- _Exercise inputs_:
— start —
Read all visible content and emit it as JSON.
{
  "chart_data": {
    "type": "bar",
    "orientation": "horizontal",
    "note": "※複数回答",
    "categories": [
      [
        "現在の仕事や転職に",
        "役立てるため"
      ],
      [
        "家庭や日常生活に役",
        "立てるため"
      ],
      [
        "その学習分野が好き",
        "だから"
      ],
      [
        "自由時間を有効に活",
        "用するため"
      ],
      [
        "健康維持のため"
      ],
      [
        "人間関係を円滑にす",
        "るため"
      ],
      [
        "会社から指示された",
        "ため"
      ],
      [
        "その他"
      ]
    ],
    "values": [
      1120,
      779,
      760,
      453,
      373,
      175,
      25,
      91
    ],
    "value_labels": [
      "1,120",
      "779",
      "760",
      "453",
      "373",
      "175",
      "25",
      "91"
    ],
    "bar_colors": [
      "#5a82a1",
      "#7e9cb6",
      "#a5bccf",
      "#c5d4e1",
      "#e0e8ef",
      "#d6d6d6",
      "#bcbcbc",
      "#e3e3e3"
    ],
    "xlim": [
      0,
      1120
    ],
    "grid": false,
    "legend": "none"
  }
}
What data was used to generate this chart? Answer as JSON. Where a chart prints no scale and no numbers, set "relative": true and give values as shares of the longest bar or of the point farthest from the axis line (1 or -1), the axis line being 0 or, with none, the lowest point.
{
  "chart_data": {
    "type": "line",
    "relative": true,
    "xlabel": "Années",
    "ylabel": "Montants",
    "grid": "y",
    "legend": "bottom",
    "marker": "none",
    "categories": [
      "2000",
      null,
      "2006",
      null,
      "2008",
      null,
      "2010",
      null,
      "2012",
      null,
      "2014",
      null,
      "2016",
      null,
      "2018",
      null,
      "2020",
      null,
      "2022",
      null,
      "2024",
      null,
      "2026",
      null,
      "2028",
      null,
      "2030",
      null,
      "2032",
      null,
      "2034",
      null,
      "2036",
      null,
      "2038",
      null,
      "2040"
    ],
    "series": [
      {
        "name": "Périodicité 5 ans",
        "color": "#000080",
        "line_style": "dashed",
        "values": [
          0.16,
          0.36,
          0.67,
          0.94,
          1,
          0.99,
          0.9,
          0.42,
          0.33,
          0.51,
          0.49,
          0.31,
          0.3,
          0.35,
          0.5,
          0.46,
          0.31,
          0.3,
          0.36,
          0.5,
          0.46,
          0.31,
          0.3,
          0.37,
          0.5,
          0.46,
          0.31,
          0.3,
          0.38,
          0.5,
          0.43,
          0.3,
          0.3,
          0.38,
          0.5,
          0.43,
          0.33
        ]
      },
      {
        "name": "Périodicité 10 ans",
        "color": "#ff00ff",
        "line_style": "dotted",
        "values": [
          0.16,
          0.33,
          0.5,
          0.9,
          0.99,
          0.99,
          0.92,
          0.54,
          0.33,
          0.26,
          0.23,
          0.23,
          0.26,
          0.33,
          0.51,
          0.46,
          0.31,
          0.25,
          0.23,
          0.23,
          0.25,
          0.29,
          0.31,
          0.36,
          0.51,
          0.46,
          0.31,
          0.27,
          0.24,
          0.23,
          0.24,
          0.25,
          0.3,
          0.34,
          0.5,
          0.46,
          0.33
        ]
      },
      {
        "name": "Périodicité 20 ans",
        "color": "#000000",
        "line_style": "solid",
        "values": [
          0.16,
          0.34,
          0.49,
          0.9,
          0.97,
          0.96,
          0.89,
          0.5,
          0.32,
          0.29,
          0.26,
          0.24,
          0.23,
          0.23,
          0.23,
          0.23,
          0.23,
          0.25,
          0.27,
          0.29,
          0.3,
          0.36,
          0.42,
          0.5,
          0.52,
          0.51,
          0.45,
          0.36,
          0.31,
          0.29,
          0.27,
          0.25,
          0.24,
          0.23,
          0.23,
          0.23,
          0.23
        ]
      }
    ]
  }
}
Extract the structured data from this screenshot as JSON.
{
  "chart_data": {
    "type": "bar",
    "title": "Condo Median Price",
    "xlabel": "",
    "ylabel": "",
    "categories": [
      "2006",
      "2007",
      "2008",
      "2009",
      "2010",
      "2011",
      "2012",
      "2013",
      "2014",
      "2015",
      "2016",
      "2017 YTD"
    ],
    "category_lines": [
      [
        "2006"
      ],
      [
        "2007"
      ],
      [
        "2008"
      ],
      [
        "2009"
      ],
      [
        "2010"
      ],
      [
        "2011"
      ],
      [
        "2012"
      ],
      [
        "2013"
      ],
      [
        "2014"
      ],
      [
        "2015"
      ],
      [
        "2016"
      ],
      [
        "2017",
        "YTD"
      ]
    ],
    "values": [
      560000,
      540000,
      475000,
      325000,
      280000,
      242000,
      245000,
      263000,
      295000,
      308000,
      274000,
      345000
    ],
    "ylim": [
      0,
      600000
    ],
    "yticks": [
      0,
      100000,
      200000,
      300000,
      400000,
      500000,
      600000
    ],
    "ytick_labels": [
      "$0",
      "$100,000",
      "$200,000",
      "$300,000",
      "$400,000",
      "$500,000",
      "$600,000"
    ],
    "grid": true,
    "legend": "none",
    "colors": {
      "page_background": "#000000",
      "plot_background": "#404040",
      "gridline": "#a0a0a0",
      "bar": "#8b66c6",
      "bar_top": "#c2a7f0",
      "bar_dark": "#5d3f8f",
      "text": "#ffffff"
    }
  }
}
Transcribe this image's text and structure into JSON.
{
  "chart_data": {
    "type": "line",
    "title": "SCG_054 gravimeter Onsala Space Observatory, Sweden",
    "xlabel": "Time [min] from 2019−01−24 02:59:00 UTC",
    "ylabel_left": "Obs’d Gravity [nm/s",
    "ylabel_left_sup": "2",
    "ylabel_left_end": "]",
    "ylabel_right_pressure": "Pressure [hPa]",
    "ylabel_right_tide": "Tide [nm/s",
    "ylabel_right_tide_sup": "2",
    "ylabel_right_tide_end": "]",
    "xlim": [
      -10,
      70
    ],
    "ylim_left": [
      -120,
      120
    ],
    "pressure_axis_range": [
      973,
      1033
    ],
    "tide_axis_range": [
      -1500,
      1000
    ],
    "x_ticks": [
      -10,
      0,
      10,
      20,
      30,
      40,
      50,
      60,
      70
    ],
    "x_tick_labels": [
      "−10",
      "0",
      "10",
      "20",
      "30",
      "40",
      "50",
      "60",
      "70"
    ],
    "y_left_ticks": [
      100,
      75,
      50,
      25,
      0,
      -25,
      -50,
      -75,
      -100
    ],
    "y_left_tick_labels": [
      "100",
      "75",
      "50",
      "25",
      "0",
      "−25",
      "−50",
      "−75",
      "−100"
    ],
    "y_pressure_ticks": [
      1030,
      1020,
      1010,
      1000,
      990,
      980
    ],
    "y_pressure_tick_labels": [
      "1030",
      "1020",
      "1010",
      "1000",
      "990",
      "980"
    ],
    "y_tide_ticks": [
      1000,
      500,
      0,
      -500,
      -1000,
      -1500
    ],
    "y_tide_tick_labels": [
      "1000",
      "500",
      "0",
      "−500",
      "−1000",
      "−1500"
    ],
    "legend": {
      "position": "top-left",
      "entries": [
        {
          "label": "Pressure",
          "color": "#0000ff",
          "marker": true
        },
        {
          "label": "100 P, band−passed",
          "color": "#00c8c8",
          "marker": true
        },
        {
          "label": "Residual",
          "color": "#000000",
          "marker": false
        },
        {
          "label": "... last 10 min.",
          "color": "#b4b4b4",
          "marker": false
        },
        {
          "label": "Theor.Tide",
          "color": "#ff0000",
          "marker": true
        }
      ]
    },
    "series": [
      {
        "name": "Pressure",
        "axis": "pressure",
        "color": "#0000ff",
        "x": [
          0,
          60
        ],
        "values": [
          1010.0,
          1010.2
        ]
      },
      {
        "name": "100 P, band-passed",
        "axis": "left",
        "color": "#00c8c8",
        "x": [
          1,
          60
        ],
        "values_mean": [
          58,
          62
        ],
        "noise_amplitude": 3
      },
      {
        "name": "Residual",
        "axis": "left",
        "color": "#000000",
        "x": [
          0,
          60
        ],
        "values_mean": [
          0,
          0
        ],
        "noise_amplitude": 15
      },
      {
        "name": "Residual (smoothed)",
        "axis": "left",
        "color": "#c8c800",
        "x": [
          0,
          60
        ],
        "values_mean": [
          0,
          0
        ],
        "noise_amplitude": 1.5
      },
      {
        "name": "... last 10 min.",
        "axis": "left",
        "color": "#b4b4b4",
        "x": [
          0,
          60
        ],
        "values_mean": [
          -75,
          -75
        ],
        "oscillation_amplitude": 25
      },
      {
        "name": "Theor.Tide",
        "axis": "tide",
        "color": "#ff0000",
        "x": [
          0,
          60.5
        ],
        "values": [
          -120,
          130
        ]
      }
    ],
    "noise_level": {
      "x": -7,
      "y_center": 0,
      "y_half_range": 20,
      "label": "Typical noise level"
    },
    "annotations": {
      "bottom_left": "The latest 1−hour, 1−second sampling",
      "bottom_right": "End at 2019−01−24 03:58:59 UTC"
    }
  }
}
— end —
- _Do this_: Give the number of lines containing the word "Residual". No other answer is needed.

- _Solution to this task_: 3